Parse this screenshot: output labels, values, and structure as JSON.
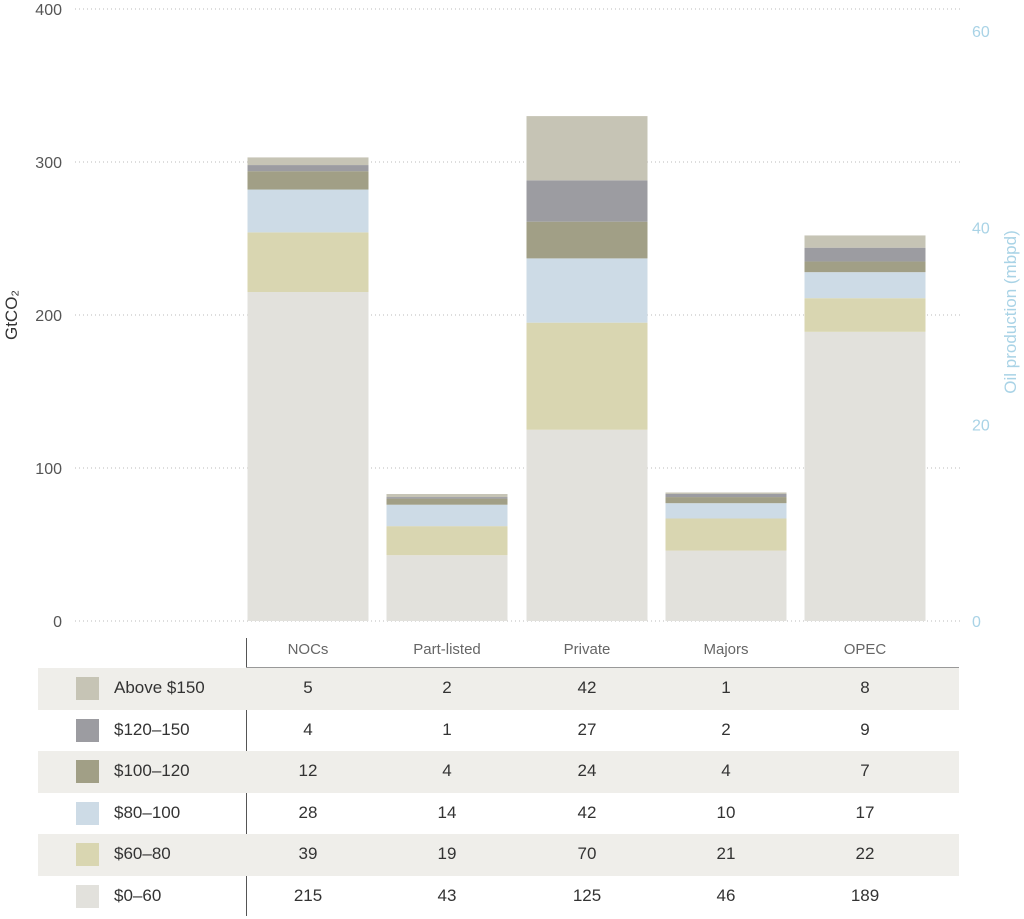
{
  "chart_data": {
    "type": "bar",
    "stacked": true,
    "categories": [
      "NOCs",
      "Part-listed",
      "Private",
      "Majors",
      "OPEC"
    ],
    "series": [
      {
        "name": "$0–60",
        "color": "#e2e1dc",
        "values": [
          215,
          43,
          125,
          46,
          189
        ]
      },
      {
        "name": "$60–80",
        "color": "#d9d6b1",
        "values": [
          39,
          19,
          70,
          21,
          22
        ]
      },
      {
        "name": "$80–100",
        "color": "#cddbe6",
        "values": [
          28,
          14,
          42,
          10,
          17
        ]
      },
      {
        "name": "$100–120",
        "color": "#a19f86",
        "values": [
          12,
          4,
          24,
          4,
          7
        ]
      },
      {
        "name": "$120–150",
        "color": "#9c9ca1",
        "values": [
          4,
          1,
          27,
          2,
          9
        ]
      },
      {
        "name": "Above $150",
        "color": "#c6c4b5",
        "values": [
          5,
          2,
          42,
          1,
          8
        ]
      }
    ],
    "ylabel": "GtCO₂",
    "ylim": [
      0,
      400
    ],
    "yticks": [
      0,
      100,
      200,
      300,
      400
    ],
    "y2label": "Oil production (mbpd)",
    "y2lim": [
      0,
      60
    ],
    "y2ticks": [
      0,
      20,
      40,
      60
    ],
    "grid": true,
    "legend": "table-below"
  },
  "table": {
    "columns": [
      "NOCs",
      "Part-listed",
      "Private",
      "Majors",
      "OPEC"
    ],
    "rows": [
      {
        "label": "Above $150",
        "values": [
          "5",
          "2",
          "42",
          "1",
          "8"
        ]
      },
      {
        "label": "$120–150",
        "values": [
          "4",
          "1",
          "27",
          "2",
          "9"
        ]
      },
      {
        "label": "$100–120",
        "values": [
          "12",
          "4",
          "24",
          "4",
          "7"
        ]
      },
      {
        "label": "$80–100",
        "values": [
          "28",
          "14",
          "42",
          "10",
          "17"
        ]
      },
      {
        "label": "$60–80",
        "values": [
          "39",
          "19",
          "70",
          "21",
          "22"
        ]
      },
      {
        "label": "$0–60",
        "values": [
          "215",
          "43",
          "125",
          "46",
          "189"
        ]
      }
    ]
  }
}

EXERCISE REQUIREMENTS>
From the entries, report each line that includes the word "color".

COMPLETED TASK>
        "color": "#e2e1dc",
        "color": "#d9d6b1",
        "color": "#cddbe6",
        "color": "#a19f86",
        "color": "#9c9ca1",
        "color": "#c6c4b5",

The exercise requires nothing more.